INSTRUCTION: From the entries that follow, gather each line holding the word "encrypted".

-- START MATERIAL PROVIDED --

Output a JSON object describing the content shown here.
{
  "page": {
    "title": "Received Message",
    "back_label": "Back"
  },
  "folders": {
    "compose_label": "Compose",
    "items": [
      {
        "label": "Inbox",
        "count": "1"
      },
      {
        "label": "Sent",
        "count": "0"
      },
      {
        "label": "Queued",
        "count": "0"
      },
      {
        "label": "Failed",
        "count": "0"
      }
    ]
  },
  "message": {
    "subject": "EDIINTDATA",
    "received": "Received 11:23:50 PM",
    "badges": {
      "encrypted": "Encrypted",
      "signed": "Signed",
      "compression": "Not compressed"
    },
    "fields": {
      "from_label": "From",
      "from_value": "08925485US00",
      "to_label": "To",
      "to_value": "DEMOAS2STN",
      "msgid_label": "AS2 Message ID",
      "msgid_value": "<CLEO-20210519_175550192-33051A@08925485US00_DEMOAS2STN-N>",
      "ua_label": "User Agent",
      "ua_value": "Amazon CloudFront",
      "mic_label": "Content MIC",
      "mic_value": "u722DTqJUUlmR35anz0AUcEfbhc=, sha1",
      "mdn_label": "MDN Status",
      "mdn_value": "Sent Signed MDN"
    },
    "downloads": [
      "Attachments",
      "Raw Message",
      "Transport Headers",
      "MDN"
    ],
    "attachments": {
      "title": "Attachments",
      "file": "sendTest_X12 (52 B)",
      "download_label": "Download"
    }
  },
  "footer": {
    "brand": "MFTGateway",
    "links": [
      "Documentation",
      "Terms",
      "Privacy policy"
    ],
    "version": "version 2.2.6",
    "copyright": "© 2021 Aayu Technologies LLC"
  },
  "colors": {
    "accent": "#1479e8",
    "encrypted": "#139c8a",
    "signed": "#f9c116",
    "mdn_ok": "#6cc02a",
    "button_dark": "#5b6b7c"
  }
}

-- END MATERIAL PROVIDED --

RESULT OF THE TASK:
      "encrypted": "Encrypted",
    "encrypted": "#139c8a",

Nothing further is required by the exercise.